Text section =>
-------------------------

J. Scott Applewhite/AP Photo
The American economy has reached the point where rising stock prices don’t actually reflect people themselves buying stock.
As a recent report in The Wall Street Journal documented, a Bank of America survey of its individual and institutional investor clients reveals that they have been selling off more shares than they’ve been buying since the start of the year, to the tune of $25.3 billion. The only reason stock prices have risen at all is reflected in the bank’s findings about two other groups of its clients: hedge funds, which have purchased about $4 billion more than they’ve sold, and corporations, which have bought back roughly $30 billion of their own shares.
The S&P 500’s 8 percent increase this year, then, doesn’t mean that mom and pop, or even mom and pop’s pension fund, are flocking to the market. It means that CEOs are buying back their own companies’ shares, which, by reducing the number of shares outstanding, raises the value of those shares, which benefits many of those same CEOs, who get bonuses when the companies’ share values rise, and the bulk of whose compensation comes in the form of awarded shares, too.
Nice work if you can get it.
Merely to lay out that process is to explain why it continues to grow. Last year, companies listed in the Russell 3000 announced they were buying back a cool $1.27 trillion of their own shares, which was an all-time record. The Journal reports that they’re on track to buy back at least as much this year.
Until 1982, buying back shares wasn’t actually allowed. In that year, Ronald Reagan’s appointees to the SEC passed a new rule legalizing the practice. It took some time for CEOs to realize that this method of self-enrichment had been opened to them. It wasn’t until 2014, when University of Massachusetts economist William Lazonick published a report in the Harvard Business Review documenting the practice, that it began to come to public notice. Lazonick looked at
the 449 companies in the S&P 500 index that were publicly listed from 2003 through 2012. During that period those companies used 54% of their earnings—a total of $2.4 trillion—to buy back their own stock, almost all through purchases on the open market. Dividends absorbed an additional 37% of their earnings. That left very little for investments in productive capabilities or higher incomes for employees.
Calculations for more recent years (including Lazonick’s in several Prospect articles) have shown those trends have only grown more so.
It took still longer for buybacks to become a political issue. During Congress’s 2021-2022 term, Democrats passed and President Biden signed a bill creating a corporate tax that came to 1 percent of the value of the shares companies had repurchased in the past year. In his State of the Union address in February, Biden called for raising that tax to 4 percent, which, given Republicans’ control of the House, has gone nowhere.

-------------------------

Data supplied =>

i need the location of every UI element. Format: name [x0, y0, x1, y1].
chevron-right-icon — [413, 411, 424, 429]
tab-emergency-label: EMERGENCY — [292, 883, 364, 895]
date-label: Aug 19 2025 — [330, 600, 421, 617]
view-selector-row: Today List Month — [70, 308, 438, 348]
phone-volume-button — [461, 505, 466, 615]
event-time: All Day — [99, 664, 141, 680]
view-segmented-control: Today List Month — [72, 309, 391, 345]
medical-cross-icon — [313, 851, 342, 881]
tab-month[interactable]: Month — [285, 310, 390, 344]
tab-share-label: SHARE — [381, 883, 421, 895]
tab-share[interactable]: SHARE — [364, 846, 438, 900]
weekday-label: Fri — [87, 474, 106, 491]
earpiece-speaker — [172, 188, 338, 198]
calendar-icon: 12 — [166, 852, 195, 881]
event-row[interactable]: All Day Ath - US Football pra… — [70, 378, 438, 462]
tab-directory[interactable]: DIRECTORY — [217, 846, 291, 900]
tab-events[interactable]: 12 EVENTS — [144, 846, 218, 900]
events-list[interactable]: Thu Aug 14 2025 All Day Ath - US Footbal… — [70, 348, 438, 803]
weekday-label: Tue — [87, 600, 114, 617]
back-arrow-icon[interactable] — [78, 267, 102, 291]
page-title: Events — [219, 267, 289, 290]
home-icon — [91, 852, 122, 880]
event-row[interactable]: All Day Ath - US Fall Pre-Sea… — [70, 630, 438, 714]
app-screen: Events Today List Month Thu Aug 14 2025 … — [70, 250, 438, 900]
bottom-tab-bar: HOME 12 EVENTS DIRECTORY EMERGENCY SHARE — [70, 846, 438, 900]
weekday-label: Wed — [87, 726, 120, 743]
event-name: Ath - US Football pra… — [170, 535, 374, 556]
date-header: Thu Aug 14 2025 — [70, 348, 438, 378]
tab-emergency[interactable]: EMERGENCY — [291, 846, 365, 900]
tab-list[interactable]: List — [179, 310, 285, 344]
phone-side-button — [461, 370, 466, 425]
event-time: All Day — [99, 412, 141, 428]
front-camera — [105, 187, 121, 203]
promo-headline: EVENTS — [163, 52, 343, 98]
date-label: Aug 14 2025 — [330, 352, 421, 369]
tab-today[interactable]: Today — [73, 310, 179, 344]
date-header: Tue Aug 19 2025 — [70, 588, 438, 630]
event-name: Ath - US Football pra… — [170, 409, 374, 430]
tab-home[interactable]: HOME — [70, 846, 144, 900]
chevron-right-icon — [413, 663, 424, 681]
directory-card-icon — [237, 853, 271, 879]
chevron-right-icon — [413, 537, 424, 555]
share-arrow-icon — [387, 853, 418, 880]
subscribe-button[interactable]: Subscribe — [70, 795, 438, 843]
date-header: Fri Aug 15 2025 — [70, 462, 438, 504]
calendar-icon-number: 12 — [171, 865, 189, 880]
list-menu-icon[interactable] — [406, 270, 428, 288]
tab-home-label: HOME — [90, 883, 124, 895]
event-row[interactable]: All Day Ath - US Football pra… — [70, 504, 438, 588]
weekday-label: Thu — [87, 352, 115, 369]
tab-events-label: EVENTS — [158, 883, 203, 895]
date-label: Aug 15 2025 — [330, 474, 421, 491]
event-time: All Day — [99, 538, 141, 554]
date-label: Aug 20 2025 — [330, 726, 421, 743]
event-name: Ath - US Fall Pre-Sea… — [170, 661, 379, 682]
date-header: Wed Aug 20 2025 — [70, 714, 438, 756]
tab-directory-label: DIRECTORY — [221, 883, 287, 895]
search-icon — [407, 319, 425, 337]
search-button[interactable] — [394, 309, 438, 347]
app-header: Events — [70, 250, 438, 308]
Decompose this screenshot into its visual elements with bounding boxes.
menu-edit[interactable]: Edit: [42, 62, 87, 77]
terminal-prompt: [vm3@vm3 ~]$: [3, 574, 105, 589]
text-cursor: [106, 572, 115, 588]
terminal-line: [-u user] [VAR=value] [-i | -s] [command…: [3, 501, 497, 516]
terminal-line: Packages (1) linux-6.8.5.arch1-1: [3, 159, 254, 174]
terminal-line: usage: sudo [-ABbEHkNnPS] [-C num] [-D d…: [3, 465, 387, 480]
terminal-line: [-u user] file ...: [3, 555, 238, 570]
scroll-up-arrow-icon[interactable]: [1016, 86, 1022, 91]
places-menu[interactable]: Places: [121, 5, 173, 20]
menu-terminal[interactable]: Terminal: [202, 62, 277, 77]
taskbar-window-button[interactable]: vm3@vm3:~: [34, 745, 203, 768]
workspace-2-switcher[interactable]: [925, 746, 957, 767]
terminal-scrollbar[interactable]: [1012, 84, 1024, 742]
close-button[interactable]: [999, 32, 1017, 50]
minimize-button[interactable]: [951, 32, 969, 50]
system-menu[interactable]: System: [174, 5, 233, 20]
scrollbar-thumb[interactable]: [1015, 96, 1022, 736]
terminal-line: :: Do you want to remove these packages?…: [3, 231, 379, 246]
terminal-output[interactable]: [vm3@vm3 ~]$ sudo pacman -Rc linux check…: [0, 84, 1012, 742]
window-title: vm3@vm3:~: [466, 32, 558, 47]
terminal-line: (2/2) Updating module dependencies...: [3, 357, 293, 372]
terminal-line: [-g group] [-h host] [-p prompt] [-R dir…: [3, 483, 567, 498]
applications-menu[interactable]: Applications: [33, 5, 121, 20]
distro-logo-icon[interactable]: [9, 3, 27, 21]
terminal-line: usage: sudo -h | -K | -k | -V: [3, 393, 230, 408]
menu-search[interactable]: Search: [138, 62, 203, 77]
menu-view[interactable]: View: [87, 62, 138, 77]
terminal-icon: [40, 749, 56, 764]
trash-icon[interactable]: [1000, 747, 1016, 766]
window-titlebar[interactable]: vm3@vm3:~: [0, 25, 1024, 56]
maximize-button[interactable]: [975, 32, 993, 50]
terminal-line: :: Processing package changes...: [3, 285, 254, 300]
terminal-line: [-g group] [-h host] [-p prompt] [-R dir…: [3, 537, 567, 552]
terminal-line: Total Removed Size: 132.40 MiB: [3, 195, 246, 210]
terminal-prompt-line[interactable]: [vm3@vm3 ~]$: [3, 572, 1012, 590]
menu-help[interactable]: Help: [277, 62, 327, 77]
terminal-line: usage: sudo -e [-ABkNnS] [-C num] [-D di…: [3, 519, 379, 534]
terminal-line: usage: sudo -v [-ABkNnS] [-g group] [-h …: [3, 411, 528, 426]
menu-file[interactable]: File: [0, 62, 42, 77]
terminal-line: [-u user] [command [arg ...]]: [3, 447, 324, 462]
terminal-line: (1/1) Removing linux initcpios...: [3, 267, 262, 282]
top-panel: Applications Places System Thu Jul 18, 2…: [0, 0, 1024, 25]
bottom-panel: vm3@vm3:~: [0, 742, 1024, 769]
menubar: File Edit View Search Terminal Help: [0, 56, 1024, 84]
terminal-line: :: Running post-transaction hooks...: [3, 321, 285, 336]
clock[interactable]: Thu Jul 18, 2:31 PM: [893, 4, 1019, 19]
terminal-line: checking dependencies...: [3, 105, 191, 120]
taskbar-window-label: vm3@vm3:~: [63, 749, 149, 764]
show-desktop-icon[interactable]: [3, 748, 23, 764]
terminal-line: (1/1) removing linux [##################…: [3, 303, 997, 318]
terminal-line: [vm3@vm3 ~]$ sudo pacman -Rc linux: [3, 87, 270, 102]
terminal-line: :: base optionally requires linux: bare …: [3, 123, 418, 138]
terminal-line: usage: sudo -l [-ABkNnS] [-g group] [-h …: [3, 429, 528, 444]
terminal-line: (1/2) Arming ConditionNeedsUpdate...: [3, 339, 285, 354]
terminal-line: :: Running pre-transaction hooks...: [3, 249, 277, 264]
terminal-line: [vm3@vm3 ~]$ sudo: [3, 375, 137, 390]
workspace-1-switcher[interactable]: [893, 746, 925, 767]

-------------------------

What to do =>
1. In the article on stock buybacks, in what year did the SEC pass the rule that legalized companies buying back their own shares?
2. Extend the article on stock buybacks, picking up after its final sentence.
The listing has nothing to do with the article on stock buybacks.

Exercise answers =>
1. 1982

2.
Given the sheer size of the economic rewards that buybacks deliver to major shareholders and the top executives who authorize them, however, there’s no reason to think that a tax of 1 percent or 4 percent or 10 percent would stay these greed-heads from the swift completion of their appointed self-enrichments. None of the current data shows that the 1 percent tax has deterred buybacks in the slightest.
For this reason, three House Democrats—Reps. Jesús “Chuy” García (IL), Ro Khanna (CA), and Val Hoyle (OR)—are today introducing the Reward Work Act to just plain ban stock buybacks. In an interview with the Prospect, García noted that buybacks are now common practice even among corporations whose underinvestments in business basics have become lamentably clear. “Norfolk Southern, whose train derailed in East Palestine, bought back stock,” he said. “Nike, which slashed what were already poverty-level wages of its Asian workers, bought back stock. Military arms producers that are funded by taxpayer dollars bought back stock.” He added that pharma bought back stock, with money that could have gone to more research and development of medications.
García’s bill also requires publicly traded corporations to change the composition of their boards by having one-third of the board members be elected by the company’s employees. “We need to make corporations more accountable to their workers,” he said.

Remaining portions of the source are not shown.